--- begin ---

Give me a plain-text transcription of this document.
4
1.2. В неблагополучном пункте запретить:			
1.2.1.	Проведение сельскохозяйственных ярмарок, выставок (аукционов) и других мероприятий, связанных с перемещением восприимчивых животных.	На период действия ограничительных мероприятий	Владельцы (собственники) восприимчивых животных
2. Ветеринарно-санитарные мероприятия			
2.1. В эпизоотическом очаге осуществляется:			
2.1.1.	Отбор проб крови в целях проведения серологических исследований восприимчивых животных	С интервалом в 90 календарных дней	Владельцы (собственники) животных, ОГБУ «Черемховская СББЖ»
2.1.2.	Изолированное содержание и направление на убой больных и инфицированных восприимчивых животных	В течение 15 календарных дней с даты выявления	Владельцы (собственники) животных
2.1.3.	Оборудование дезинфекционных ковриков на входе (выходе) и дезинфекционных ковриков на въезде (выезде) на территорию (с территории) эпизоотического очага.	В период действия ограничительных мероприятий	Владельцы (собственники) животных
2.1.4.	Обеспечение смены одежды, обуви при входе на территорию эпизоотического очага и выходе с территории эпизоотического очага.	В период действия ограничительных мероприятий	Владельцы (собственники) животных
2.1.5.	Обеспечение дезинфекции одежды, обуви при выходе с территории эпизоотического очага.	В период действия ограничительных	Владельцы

--- end ---

Of all the lines in the entries, how many contain the word "мероприятий"? Give only the number.

### Answer
3